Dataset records
* * * * *

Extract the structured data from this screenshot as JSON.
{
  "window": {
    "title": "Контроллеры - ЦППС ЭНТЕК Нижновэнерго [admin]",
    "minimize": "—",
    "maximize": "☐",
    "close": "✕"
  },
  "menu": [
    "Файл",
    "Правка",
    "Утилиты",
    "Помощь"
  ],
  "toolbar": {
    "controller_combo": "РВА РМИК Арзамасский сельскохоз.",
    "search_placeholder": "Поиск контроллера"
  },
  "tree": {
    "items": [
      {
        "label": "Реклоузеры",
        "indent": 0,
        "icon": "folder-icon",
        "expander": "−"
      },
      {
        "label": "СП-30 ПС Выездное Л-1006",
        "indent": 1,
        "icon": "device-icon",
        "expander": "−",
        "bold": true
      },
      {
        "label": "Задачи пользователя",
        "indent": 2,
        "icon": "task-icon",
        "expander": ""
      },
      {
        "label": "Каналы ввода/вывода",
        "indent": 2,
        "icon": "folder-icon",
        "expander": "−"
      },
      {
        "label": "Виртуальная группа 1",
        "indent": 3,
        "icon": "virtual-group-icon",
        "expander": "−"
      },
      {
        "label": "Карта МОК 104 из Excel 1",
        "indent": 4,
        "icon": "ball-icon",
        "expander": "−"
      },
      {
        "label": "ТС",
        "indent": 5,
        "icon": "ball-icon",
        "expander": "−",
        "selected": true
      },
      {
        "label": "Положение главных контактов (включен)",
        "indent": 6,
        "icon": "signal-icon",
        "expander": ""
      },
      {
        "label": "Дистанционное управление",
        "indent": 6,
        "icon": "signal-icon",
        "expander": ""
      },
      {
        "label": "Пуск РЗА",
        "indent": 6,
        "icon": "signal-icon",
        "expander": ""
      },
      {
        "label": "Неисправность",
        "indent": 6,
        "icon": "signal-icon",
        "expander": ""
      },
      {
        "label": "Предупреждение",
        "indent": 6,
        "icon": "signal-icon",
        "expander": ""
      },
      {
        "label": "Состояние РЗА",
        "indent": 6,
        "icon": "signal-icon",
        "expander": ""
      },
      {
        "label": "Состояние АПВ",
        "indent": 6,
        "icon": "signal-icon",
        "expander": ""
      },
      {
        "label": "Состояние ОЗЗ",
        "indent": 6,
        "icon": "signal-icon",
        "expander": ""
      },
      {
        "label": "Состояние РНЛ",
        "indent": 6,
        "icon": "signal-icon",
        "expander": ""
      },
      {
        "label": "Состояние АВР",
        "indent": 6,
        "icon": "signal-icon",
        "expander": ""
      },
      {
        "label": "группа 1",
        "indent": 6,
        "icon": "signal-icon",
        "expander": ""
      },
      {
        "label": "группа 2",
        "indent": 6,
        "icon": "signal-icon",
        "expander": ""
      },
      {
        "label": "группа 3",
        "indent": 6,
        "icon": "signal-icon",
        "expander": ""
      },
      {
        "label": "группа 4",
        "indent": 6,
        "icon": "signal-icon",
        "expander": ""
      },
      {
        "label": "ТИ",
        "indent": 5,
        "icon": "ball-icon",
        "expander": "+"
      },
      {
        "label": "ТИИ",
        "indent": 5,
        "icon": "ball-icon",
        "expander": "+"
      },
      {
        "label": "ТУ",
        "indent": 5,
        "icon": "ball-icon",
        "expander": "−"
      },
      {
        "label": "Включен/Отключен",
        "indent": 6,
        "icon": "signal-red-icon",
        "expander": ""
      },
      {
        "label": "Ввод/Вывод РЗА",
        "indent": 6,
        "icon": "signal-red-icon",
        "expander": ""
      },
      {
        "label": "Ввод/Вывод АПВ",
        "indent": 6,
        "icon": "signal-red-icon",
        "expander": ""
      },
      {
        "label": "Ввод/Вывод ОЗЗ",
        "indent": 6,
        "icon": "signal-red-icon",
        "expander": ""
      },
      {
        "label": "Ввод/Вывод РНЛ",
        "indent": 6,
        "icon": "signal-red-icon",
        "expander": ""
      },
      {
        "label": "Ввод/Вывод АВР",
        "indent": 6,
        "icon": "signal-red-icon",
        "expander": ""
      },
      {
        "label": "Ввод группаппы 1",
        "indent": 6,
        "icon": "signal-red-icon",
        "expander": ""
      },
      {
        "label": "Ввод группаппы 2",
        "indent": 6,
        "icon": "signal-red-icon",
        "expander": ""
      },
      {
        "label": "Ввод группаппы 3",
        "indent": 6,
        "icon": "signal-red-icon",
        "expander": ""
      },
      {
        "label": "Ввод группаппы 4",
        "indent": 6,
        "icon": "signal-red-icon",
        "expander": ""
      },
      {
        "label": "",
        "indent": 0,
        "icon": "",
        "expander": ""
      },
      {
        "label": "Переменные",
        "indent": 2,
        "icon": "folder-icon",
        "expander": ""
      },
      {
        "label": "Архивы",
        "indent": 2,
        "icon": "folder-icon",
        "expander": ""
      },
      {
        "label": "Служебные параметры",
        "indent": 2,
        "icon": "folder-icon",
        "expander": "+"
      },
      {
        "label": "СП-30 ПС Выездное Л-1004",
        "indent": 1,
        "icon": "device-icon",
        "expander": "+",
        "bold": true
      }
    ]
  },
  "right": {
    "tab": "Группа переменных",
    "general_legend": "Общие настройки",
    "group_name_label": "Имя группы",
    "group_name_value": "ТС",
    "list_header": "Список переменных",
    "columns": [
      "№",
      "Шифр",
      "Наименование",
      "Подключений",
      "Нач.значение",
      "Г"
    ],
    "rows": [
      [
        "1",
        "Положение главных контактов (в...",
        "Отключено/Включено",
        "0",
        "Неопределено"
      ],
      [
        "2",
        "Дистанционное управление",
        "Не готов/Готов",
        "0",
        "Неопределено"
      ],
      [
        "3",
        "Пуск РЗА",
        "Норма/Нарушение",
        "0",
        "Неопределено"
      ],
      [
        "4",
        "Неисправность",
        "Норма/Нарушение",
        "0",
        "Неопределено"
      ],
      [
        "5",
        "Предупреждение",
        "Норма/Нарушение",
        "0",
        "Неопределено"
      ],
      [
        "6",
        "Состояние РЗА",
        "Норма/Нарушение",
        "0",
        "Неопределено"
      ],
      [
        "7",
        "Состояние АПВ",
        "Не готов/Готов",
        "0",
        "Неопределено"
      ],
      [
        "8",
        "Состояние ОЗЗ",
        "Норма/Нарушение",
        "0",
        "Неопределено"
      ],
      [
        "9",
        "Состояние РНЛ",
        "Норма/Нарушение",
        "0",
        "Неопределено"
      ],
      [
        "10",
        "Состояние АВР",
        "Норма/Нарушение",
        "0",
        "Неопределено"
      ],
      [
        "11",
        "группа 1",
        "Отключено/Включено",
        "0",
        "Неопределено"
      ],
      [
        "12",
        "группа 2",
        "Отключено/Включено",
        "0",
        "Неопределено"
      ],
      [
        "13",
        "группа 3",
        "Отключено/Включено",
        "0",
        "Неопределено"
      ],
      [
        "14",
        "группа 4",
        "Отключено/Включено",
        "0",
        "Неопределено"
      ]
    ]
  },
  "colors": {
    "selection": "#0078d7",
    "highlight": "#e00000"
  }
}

* * * * *

• **Aim of the exercise**
Extract every record. Keep wording exact.

• **Final answer**
Extract the structured data from this screenshot as JSON.
{
  "window": {
    "title": "Контроллеры - ЦППС ЭНТЕК Нижновэнерго [admin]",
    "minimize": "—",
    "maximize": "☐",
    "close": "✕"
  },
  "menu": [
    "Файл",
    "Правка",
    "Утилиты",
    "Помощь"
  ],
  "toolbar": {
    "controller_combo": "РВА РМИК Арзамасский сельскохоз.",
    "search_placeholder": "Поиск контроллера"
  },
  "tree": {
    "items": [
      {
        "label": "Реклоузеры",
        "indent": 0,
        "icon": "folder-icon",
        "expander": "−"
      },
      {
        "label": "СП-30 ПС Выездное Л-1006",
        "indent": 1,
        "icon": "device-icon",
        "expander": "−",
        "bold": true
      },
      {
        "label": "Задачи пользователя",
        "indent": 2,
        "icon": "task-icon",
        "expander": ""
      },
      {
        "label": "Каналы ввода/вывода",
        "indent": 2,
        "icon": "folder-icon",
        "expander": "−"
      },
      {
        "label": "Виртуальная группа 1",
        "indent": 3,
        "icon": "virtual-group-icon",
        "expander": "−"
      },
      {
        "label": "Карта МОК 104 из Excel 1",
        "indent": 4,
        "icon": "ball-icon",
        "expander": "−"
      },
      {
        "label": "ТС",
        "indent": 5,
        "icon": "ball-icon",
        "expander": "−",
        "selected": true
      },
      {
        "label": "Положение главных контактов (включен)",
        "indent": 6,
        "icon": "signal-icon",
        "expander": ""
      },
      {
        "label": "Дистанционное управление",
        "indent": 6,
        "icon": "signal-icon",
        "expander": ""
      },
      {
        "label": "Пуск РЗА",
        "indent": 6,
        "icon": "signal-icon",
        "expander": ""
      },
      {
        "label": "Неисправность",
        "indent": 6,
        "icon": "signal-icon",
        "expander": ""
      },
      {
        "label": "Предупреждение",
        "indent": 6,
        "icon": "signal-icon",
        "expander": ""
      },
      {
        "label": "Состояние РЗА",
        "indent": 6,
        "icon": "signal-icon",
        "expander": ""
      },
      {
        "label": "Состояние АПВ",
        "indent": 6,
        "icon": "signal-icon",
        "expander": ""
      },
      {
        "label": "Состояние ОЗЗ",
        "indent": 6,
        "icon": "signal-icon",
        "expander": ""
      },
      {
        "label": "Состояние РНЛ",
        "indent": 6,
        "icon": "signal-icon",
        "expander": ""
      },
      {
        "label": "Состояние АВР",
        "indent": 6,
        "icon": "signal-icon",
        "expander": ""
      },
      {
        "label": "группа 1",
        "indent": 6,
        "icon": "signal-icon",
        "expander": ""
      },
      {
        "label": "группа 2",
        "indent": 6,
        "icon": "signal-icon",
        "expander": ""
      },
      {
        "label": "группа 3",
        "indent": 6,
        "icon": "signal-icon",
        "expander": ""
      },
      {
        "label": "группа 4",
        "indent": 6,
        "icon": "signal-icon",
        "expander": ""
      },
      {
        "label": "ТИ",
        "indent": 5,
        "icon": "ball-icon",
        "expander": "+"
      },
      {
        "label": "ТИИ",
        "indent": 5,
        "icon": "ball-icon",
        "expander": "+"
      },
      {
        "label": "ТУ",
        "indent": 5,
        "icon": "ball-icon",
        "expander": "−"
      },
      {
        "label": "Включен/Отключен",
        "indent": 6,
        "icon": "signal-red-icon",
        "expander": ""
      },
      {
        "label": "Ввод/Вывод РЗА",
        "indent": 6,
        "icon": "signal-red-icon",
        "expander": ""
      },
      {
        "label": "Ввод/Вывод АПВ",
        "indent": 6,
        "icon": "signal-red-icon",
        "expander": ""
      },
      {
        "label": "Ввод/Вывод ОЗЗ",
        "indent": 6,
        "icon": "signal-red-icon",
        "expander": ""
      },
      {
        "label": "Ввод/Вывод РНЛ",
        "indent": 6,
        "icon": "signal-red-icon",
        "expander": ""
      },
      {
        "label": "Ввод/Вывод АВР",
        "indent": 6,
        "icon": "signal-red-icon",
        "expander": ""
      },
      {
        "label": "Ввод группаппы 1",
        "indent": 6,
        "icon": "signal-red-icon",
        "expander": ""
      },
      {
        "label": "Ввод группаппы 2",
        "indent": 6,
        "icon": "signal-red-icon",
        "expander": ""
      },
      {
        "label": "Ввод группаппы 3",
        "indent": 6,
        "icon": "signal-red-icon",
        "expander": ""
      },
      {
        "label": "Ввод группаппы 4",
        "indent": 6,
        "icon": "signal-red-icon",
        "expander": ""
      },
      {
        "label": "",
        "indent": 0,
        "icon": "",
        "expander": ""
      },
      {
        "label": "Переменные",
        "indent": 2,
        "icon": "folder-icon",
        "expander": ""
      },
      {
        "label": "Архивы",
        "indent": 2,
        "icon": "folder-icon",
        "expander": ""
      },
      {
        "label": "Служебные параметры",
        "indent": 2,
        "icon": "folder-icon",
        "expander": "+"
      },
      {
        "label": "СП-30 ПС Выездное Л-1004",
        "indent": 1,
        "icon": "device-icon",
        "expander": "+",
        "bold": true
      }
    ]
  },
  "right": {
    "tab": "Группа переменных",
    "general_legend": "Общие настройки",
    "group_name_label": "Имя группы",
    "group_name_value": "ТС",
    "list_header": "Список переменных",
    "columns": [
      "№",
      "Шифр",
      "Наименование",
      "Подключений",
      "Нач.значение",
      "Г"
    ],
    "rows": [
      [
        "1",
        "Положение главных контактов (в...",
        "Отключено/Включено",
        "0",
        "Неопределено"
      ],
      [
        "2",
        "Дистанционное управление",
        "Не готов/Готов",
        "0",
        "Неопределено"
      ],
      [
        "3",
        "Пуск РЗА",
        "Норма/Нарушение",
        "0",
        "Неопределено"
      ],
      [
        "4",
        "Неисправность",
        "Норма/Нарушение",
        "0",
        "Неопределено"
      ],
      [
        "5",
        "Предупреждение",
        "Норма/Нарушение",
        "0",
        "Неопределено"
      ],
      [
        "6",
        "Состояние РЗА",
        "Норма/Нарушение",
        "0",
        "Неопределено"
      ],
      [
        "7",
        "Состояние АПВ",
        "Не готов/Готов",
        "0",
        "Неопределено"
      ],
      [
        "8",
        "Состояние ОЗЗ",
        "Норма/Нарушение",
        "0",
        "Неопределено"
      ],
      [
        "9",
        "Состояние РНЛ",
        "Норма/Нарушение",
        "0",
        "Неопределено"
      ],
      [
        "10",
        "Состояние АВР",
        "Норма/Нарушение",
        "0",
        "Неопределено"
      ],
      [
        "11",
        "группа 1",
        "Отключено/Включено",
        "0",
        "Неопределено"
      ],
      [
        "12",
        "группа 2",
        "Отключено/Включено",
        "0",
        "Неопределено"
      ],
      [
        "13",
        "группа 3",
        "Отключено/Включено",
        "0",
        "Неопределено"
      ],
      [
        "14",
        "группа 4",
        "Отключено/Включено",
        "0",
        "Неопределено"
      ]
    ]
  },
  "colors": {
    "selection": "#0078d7",
    "highlight": "#e00000"
  }
}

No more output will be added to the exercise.